REQUIRED ACTIONS:
#1 In the film listings, how many households does the old castle keep together?
#2 Reproduce the part of the film listings starting with "The archaeological finds" and going on through "Late Neolithic Ages).".
#3 List every director named in the film listings.

##### GIVEN PASSAGE

The First Inhabitants of the Strouma River Basin

Director: Stephan Chohadjiev  
Country: Bulgaria
Year: 1995
Length: 29

The archaeological finds of the last decade around the riverside of Strouma, today part of the History Museum of Kyustendil collections, shape the character and changes of pre-historical cultures there between the 7th and 5th millennium b.C. (Neolithic and Late Neolithic Ages).
The first inhabitants of the Strouma basin were farmers and stock-breeders. Their material culture and spiritual life reach us under the form of tools, pottery items, “prewriting” signs, religious objects, anthropomorphic  and zoomorphic figurines.
The film is one possible view into the “ruins” of the flourishing Neolithic and Late Neolithic cultures in the Strouma basin, which mark the supreme achievements of pre-historic societies in the Balkans and in Europe.


Beyond the Borders

Director: Zakir Hossain Raju 
Country: Bangladesh
Year:1995
Length: 58

The commentaries of a Japanese professor, in whose opinion aid cannot always be only one way. He feels that there must be reciprocity, even if it is not of a financial nature. Maybe this is one way to understand the phenomenon the film examines. For, just as Japan sends aid to Bangladesh, so Bangladesh sends emigrant workers to Japan. And more and more of those migrant workers are marrying Japanese women and either settling in Japan or bringing their wives home to Bangladesh. Following three couples, “Beyond the Borders” shows the special joys and difficulties of relationships constructed across very different cultures.


A Story of An Old Castle

Director: Sheng Yong Zhang  
Country: China
Year: 1995
Length: 45

In a canyon of Liangshan Nationality Autonomous Region, there is an old castle whose declining walls have witnessed, like an old person, the changes of history. It keeps together the 30 households of the Han and the Yi people. The hostile nature and the everyday problems of life require collaboration and solidarity among the inhabitants.  Generation after generation  have been farming herding and living here. What are these people’s ambitions and dreams like? This film wants to spy out the forgotten corners of life and tell a common yet  thrilling story.


Bontoc Eulogy

Director: Marlon Fuentes
Country: U.S.A.
Year:1995
Length: 56

The film investigates Fuentes’ sense of displacement as a Filipino immigrant by documenting the story of Makod, an Igorot tribesman who is brought to the United States for the St. Louis World’s Fair of 1904. The film is appropriately described as an experimental documentary. It combines conventions of the non-fiction film with elements that call attention to and challenge the forms of traditional documentary practice. At the end of the film, Fuentes accepts the unfinished nature of his search, a testament to the quiet and forgotten stories of those who came before him.


Biafra: Fighting a War Without Guns

Director: Michael Stewart  
Country: U.K.

##########
##### GIVEN INFORMATION

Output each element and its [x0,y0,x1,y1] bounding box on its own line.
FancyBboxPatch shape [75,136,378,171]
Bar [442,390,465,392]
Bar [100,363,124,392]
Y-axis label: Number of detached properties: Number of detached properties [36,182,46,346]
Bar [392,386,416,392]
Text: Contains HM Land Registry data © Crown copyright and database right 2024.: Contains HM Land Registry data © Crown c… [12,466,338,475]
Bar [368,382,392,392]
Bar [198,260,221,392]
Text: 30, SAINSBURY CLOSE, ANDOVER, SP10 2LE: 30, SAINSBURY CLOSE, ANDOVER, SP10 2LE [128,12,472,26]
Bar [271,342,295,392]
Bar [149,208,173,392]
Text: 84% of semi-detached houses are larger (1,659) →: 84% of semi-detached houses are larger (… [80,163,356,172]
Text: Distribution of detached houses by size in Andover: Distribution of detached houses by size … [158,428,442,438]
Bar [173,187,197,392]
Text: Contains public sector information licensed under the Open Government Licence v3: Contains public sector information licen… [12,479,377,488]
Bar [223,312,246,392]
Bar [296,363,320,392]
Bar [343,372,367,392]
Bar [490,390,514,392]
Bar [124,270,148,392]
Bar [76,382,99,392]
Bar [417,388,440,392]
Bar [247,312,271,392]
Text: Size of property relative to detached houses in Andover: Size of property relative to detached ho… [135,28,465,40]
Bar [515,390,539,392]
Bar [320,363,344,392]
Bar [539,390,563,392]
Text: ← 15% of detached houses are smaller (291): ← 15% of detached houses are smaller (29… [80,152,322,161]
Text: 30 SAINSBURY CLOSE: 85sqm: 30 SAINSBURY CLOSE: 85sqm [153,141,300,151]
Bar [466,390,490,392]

##########

RESULTS OF THE TASKS:
#1 It keeps together 30 households of the Han and the Yi people.

#2
The archaeological finds of the last decade around the riverside of Strouma, today part of the History Museum of Kyustendil collections, shape the character and changes of pre-historical cultures there between the 7th and 5th millennium b.C. (Neolithic and Late Neolithic Ages).

#3 Stephan Chohadjiev, Zakir Hossain Raju, Sheng Yong Zhang, Marlon Fuentes, Michael Stewart